Restate the whole listing word for word. Pictures are left out.

-- Start GIVEN DATA --

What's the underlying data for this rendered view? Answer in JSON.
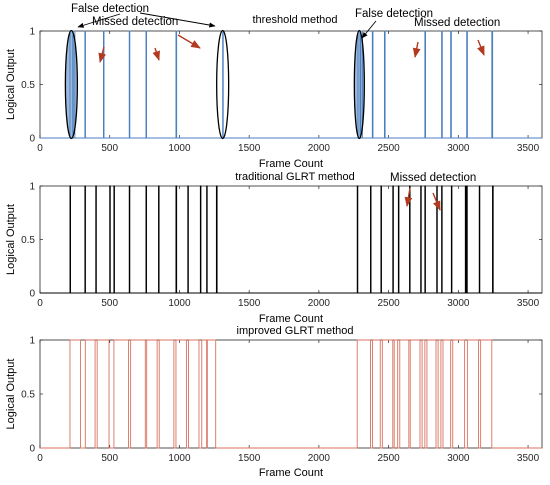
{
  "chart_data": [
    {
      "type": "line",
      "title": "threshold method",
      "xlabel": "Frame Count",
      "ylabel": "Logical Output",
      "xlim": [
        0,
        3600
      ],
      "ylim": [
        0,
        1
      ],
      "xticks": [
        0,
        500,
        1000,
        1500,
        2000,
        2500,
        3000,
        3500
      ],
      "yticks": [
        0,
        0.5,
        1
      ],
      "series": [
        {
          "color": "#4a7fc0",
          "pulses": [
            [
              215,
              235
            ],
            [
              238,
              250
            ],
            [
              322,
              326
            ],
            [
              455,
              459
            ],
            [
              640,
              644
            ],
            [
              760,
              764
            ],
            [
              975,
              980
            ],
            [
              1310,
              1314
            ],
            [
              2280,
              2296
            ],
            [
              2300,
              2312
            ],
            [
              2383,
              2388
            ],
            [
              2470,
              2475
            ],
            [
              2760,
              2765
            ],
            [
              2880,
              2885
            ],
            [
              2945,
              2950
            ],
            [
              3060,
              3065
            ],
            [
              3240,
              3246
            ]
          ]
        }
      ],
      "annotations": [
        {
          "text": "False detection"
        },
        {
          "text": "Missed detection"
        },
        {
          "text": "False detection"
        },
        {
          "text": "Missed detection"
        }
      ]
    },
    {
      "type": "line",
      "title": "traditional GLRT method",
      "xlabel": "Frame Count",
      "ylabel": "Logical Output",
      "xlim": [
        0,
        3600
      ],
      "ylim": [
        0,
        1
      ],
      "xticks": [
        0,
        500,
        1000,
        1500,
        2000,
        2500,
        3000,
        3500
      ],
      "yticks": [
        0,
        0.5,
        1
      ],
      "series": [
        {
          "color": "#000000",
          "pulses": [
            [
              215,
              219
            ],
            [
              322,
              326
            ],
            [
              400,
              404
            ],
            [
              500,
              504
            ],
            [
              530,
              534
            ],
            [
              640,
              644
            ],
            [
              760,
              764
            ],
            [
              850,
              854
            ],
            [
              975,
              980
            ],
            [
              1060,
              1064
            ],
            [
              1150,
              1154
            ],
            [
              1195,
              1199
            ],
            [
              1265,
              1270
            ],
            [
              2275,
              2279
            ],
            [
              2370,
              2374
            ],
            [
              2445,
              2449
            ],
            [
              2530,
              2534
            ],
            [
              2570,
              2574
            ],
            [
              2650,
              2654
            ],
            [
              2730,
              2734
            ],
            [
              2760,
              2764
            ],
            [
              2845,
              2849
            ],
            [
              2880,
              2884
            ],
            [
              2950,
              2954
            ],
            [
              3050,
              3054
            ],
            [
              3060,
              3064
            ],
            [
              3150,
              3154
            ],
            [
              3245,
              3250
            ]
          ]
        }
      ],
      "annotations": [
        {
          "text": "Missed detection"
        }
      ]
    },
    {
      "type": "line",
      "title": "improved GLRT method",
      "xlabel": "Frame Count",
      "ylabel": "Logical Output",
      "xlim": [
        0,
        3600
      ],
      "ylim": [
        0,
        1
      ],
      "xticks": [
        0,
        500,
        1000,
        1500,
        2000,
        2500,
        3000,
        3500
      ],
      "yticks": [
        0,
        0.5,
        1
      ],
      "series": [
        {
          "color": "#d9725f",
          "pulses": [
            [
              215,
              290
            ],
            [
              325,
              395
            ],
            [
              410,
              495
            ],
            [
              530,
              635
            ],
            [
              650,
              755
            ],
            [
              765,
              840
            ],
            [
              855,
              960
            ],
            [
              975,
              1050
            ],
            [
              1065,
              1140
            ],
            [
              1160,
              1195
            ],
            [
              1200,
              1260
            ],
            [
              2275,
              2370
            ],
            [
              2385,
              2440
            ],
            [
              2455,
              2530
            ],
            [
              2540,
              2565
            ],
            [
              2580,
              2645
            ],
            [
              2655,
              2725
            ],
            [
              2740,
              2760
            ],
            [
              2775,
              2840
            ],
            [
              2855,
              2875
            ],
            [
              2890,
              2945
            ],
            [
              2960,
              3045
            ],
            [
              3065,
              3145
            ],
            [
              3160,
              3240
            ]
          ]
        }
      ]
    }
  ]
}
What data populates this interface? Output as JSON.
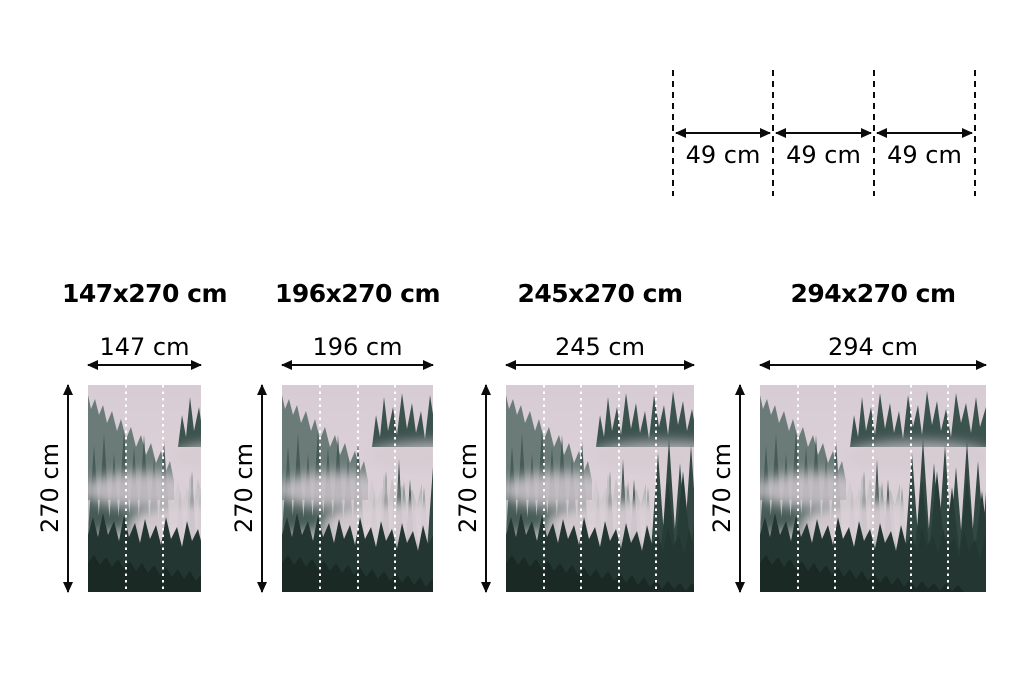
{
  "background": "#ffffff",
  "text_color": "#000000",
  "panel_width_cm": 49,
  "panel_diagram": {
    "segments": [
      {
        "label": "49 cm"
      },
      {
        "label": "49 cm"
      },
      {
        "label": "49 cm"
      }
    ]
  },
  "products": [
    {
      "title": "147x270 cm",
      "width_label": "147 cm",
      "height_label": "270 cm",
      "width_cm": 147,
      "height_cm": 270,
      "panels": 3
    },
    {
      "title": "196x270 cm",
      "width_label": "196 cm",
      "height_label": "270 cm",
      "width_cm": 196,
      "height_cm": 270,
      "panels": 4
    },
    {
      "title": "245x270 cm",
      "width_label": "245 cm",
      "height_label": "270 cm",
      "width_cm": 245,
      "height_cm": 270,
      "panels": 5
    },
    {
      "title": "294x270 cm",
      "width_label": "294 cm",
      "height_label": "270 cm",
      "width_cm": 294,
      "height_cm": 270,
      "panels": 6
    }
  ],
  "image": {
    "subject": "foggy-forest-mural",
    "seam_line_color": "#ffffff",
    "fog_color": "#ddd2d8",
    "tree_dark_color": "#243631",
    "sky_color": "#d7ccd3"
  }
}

-- End GIVEN DATA --

SOLVED PROBLEM:
What's the underlying data for this rendered view? Answer in JSON.
{
  "chart_data": [
    {
      "type": "line",
      "title": "threshold method",
      "xlabel": "Frame Count",
      "ylabel": "Logical Output",
      "xlim": [
        0,
        3600
      ],
      "ylim": [
        0,
        1
      ],
      "xticks": [
        0,
        500,
        1000,
        1500,
        2000,
        2500,
        3000,
        3500
      ],
      "yticks": [
        0,
        0.5,
        1
      ],
      "series": [
        {
          "color": "#4a7fc0",
          "pulses": [
            [
              215,
              235
            ],
            [
              238,
              250
            ],
            [
              322,
              326
            ],
            [
              455,
              459
            ],
            [
              640,
              644
            ],
            [
              760,
              764
            ],
            [
              975,
              980
            ],
            [
              1310,
              1314
            ],
            [
              2280,
              2296
            ],
            [
              2300,
              2312
            ],
            [
              2383,
              2388
            ],
            [
              2470,
              2475
            ],
            [
              2760,
              2765
            ],
            [
              2880,
              2885
            ],
            [
              2945,
              2950
            ],
            [
              3060,
              3065
            ],
            [
              3240,
              3246
            ]
          ]
        }
      ],
      "annotations": [
        {
          "text": "False detection"
        },
        {
          "text": "Missed detection"
        },
        {
          "text": "False detection"
        },
        {
          "text": "Missed detection"
        }
      ]
    },
    {
      "type": "line",
      "title": "traditional GLRT method",
      "xlabel": "Frame Count",
      "ylabel": "Logical Output",
      "xlim": [
        0,
        3600
      ],
      "ylim": [
        0,
        1
      ],
      "xticks": [
        0,
        500,
        1000,
        1500,
        2000,
        2500,
        3000,
        3500
      ],
      "yticks": [
        0,
        0.5,
        1
      ],
      "series": [
        {
          "color": "#000000",
          "pulses": [
            [
              215,
              219
            ],
            [
              322,
              326
            ],
            [
              400,
              404
            ],
            [
              500,
              504
            ],
            [
              530,
              534
            ],
            [
              640,
              644
            ],
            [
              760,
              764
            ],
            [
              850,
              854
            ],
            [
              975,
              980
            ],
            [
              1060,
              1064
            ],
            [
              1150,
              1154
            ],
            [
              1195,
              1199
            ],
            [
              1265,
              1270
            ],
            [
              2275,
              2279
            ],
            [
              2370,
              2374
            ],
            [
              2445,
              2449
            ],
            [
              2530,
              2534
            ],
            [
              2570,
              2574
            ],
            [
              2650,
              2654
            ],
            [
              2730,
              2734
            ],
            [
              2760,
              2764
            ],
            [
              2845,
              2849
            ],
            [
              2880,
              2884
            ],
            [
              2950,
              2954
            ],
            [
              3050,
              3054
            ],
            [
              3060,
              3064
            ],
            [
              3150,
              3154
            ],
            [
              3245,
              3250
            ]
          ]
        }
      ],
      "annotations": [
        {
          "text": "Missed detection"
        }
      ]
    },
    {
      "type": "line",
      "title": "improved GLRT method",
      "xlabel": "Frame Count",
      "ylabel": "Logical Output",
      "xlim": [
        0,
        3600
      ],
      "ylim": [
        0,
        1
      ],
      "xticks": [
        0,
        500,
        1000,
        1500,
        2000,
        2500,
        3000,
        3500
      ],
      "yticks": [
        0,
        0.5,
        1
      ],
      "series": [
        {
          "color": "#d9725f",
          "pulses": [
            [
              215,
              290
            ],
            [
              325,
              395
            ],
            [
              410,
              495
            ],
            [
              530,
              635
            ],
            [
              650,
              755
            ],
            [
              765,
              840
            ],
            [
              855,
              960
            ],
            [
              975,
              1050
            ],
            [
              1065,
              1140
            ],
            [
              1160,
              1195
            ],
            [
              1200,
              1260
            ],
            [
              2275,
              2370
            ],
            [
              2385,
              2440
            ],
            [
              2455,
              2530
            ],
            [
              2540,
              2565
            ],
            [
              2580,
              2645
            ],
            [
              2655,
              2725
            ],
            [
              2740,
              2760
            ],
            [
              2775,
              2840
            ],
            [
              2855,
              2875
            ],
            [
              2890,
              2945
            ],
            [
              2960,
              3045
            ],
            [
              3065,
              3145
            ],
            [
              3160,
              3240
            ]
          ]
        }
      ]
    }
  ]
}
What data populates this interface? Output as JSON.
{
  "background": "#ffffff",
  "text_color": "#000000",
  "panel_width_cm": 49,
  "panel_diagram": {
    "segments": [
      {
        "label": "49 cm"
      },
      {
        "label": "49 cm"
      },
      {
        "label": "49 cm"
      }
    ]
  },
  "products": [
    {
      "title": "147x270 cm",
      "width_label": "147 cm",
      "height_label": "270 cm",
      "width_cm": 147,
      "height_cm": 270,
      "panels": 3
    },
    {
      "title": "196x270 cm",
      "width_label": "196 cm",
      "height_label": "270 cm",
      "width_cm": 196,
      "height_cm": 270,
      "panels": 4
    },
    {
      "title": "245x270 cm",
      "width_label": "245 cm",
      "height_label": "270 cm",
      "width_cm": 245,
      "height_cm": 270,
      "panels": 5
    },
    {
      "title": "294x270 cm",
      "width_label": "294 cm",
      "height_label": "270 cm",
      "width_cm": 294,
      "height_cm": 270,
      "panels": 6
    }
  ],
  "image": {
    "subject": "foggy-forest-mural",
    "seam_line_color": "#ffffff",
    "fog_color": "#ddd2d8",
    "tree_dark_color": "#243631",
    "sky_color": "#d7ccd3"
  }
}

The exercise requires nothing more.